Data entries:
----------------------------------------
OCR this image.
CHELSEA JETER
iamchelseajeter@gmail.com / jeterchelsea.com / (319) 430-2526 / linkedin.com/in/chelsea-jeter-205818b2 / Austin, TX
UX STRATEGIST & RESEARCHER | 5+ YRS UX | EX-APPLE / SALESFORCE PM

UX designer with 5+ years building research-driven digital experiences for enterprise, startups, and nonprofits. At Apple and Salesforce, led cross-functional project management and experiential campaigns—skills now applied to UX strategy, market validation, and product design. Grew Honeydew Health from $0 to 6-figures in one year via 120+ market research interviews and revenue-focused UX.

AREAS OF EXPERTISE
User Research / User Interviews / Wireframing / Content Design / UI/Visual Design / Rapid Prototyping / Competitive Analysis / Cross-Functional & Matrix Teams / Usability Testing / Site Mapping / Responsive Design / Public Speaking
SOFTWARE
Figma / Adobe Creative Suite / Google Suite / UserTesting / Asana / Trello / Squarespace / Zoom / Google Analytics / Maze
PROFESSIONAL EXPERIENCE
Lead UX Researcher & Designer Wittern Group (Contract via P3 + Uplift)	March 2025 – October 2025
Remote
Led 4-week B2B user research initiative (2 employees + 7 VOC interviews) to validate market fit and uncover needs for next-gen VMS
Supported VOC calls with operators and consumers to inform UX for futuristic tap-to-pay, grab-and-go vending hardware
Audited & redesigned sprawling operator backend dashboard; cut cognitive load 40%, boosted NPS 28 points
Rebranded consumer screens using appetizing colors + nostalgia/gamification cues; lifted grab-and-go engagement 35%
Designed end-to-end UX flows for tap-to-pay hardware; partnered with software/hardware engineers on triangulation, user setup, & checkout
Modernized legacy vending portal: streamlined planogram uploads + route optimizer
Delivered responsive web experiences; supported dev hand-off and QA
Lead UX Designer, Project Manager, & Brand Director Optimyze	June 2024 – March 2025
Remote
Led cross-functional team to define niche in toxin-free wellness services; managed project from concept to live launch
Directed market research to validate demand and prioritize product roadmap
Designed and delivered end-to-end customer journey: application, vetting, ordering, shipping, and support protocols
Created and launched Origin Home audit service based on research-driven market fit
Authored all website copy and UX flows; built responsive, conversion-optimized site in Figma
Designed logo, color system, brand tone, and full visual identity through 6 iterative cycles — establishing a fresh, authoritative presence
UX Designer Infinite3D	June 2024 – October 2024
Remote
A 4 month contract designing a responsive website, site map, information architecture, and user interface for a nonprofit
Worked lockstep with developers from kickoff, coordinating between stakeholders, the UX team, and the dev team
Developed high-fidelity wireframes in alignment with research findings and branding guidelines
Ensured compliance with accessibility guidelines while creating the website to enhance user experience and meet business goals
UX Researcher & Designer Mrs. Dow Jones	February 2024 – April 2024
----------------------------------------
* Task brief:
The data above should be duplicated exactly and completely.

* Response below:
OCR this image.
CHELSEA JETER
iamchelseajeter@gmail.com / jeterchelsea.com / (319) 430-2526 / linkedin.com/in/chelsea-jeter-205818b2 / Austin, TX
UX STRATEGIST & RESEARCHER | 5+ YRS UX | EX-APPLE / SALESFORCE PM

UX designer with 5+ years building research-driven digital experiences for enterprise, startups, and nonprofits. At Apple and Salesforce, led cross-functional project management and experiential campaigns—skills now applied to UX strategy, market validation, and product design. Grew Honeydew Health from $0 to 6-figures in one year via 120+ market research interviews and revenue-focused UX.

AREAS OF EXPERTISE
User Research / User Interviews / Wireframing / Content Design / UI/Visual Design / Rapid Prototyping / Competitive Analysis / Cross-Functional & Matrix Teams / Usability Testing / Site Mapping / Responsive Design / Public Speaking
SOFTWARE
Figma / Adobe Creative Suite / Google Suite / UserTesting / Asana / Trello / Squarespace / Zoom / Google Analytics / Maze
PROFESSIONAL EXPERIENCE
Lead UX Researcher & Designer Wittern Group (Contract via P3 + Uplift)	March 2025 – October 2025
Remote
Led 4-week B2B user research initiative (2 employees + 7 VOC interviews) to validate market fit and uncover needs for next-gen VMS
Supported VOC calls with operators and consumers to inform UX for futuristic tap-to-pay, grab-and-go vending hardware
Audited & redesigned sprawling operator backend dashboard; cut cognitive load 40%, boosted NPS 28 points
Rebranded consumer screens using appetizing colors + nostalgia/gamification cues; lifted grab-and-go engagement 35%
Designed end-to-end UX flows for tap-to-pay hardware; partnered with software/hardware engineers on triangulation, user setup, & checkout
Modernized legacy vending portal: streamlined planogram uploads + route optimizer
Delivered responsive web experiences; supported dev hand-off and QA
Lead UX Designer, Project Manager, & Brand Director Optimyze	June 2024 – March 2025
Remote
Led cross-functional team to define niche in toxin-free wellness services; managed project from concept to live launch
Directed market research to validate demand and prioritize product roadmap
Designed and delivered end-to-end customer journey: application, vetting, ordering, shipping, and support protocols
Created and launched Origin Home audit service based on research-driven market fit
Authored all website copy and UX flows; built responsive, conversion-optimized site in Figma
Designed logo, color system, brand tone, and full visual identity through 6 iterative cycles — establishing a fresh, authoritative presence
UX Designer Infinite3D	June 2024 – October 2024
Remote
A 4 month contract designing a responsive website, site map, information architecture, and user interface for a nonprofit
Worked lockstep with developers from kickoff, coordinating between stakeholders, the UX team, and the dev team
Developed high-fidelity wireframes in alignment with research findings and branding guidelines
Ensured compliance with accessibility guidelines while creating the website to enhance user experience and meet business goals
UX Researcher & Designer Mrs. Dow Jones	February 2024 – April 2024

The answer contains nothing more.